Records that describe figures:
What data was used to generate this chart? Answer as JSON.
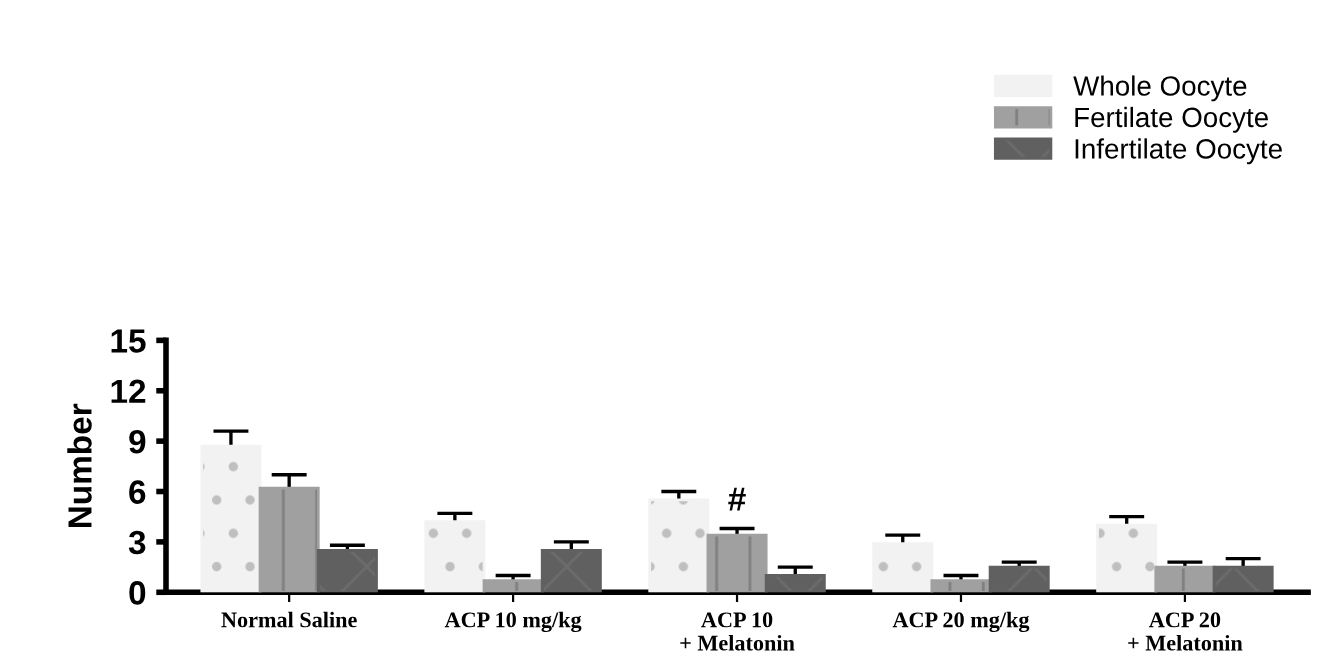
{
  "chart_data": {
    "type": "bar",
    "ylabel": "Number",
    "categories": [
      "Normal Saline",
      "ACP 10 mg/kg",
      "ACP 10\n+ Melatonin",
      "ACP 20 mg/kg",
      "ACP 20\n+ Melatonin"
    ],
    "series": [
      {
        "name": "Whole Oocyte",
        "color": "#f2f2f2",
        "values": [
          8.7,
          4.2,
          5.5,
          2.9,
          4.0
        ],
        "errors": [
          [
            8.7,
            9.6
          ],
          [
            4.2,
            4.7
          ],
          [
            5.5,
            6.0
          ],
          [
            2.9,
            3.4
          ],
          [
            4.0,
            4.5
          ]
        ]
      },
      {
        "name": "Fertilate Oocyte",
        "color": "#a0a0a0",
        "values": [
          6.2,
          0.7,
          3.4,
          0.7,
          1.5
        ],
        "errors": [
          [
            6.2,
            7.0
          ],
          [
            0.7,
            1.0
          ],
          [
            3.4,
            3.8
          ],
          [
            0.7,
            1.0
          ],
          [
            1.5,
            1.8
          ]
        ]
      },
      {
        "name": "Infertilate Oocyte",
        "color": "#606060",
        "values": [
          2.5,
          2.5,
          1.0,
          1.5,
          1.5
        ],
        "errors": [
          [
            2.5,
            2.8
          ],
          [
            2.5,
            3.0
          ],
          [
            1.0,
            1.5
          ],
          [
            1.5,
            1.8
          ],
          [
            1.5,
            2.0
          ]
        ]
      }
    ],
    "ylim": [
      0,
      15
    ],
    "yticks": [
      0,
      3,
      6,
      9,
      12,
      15
    ],
    "grid": false,
    "legend": "top right",
    "annotations": [
      {
        "text": "#",
        "x": "ACP 10\n+ Melatonin",
        "y": 3.8
      }
    ]
  }
}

TASK STATEMENT:
Find every line that holds "Melatonin" and copy it.

TASK RESULT:
      "ACP 10\n+ Melatonin",
      "ACP 20\n+ Melatonin"
        "x": "ACP 10\n+ Melatonin",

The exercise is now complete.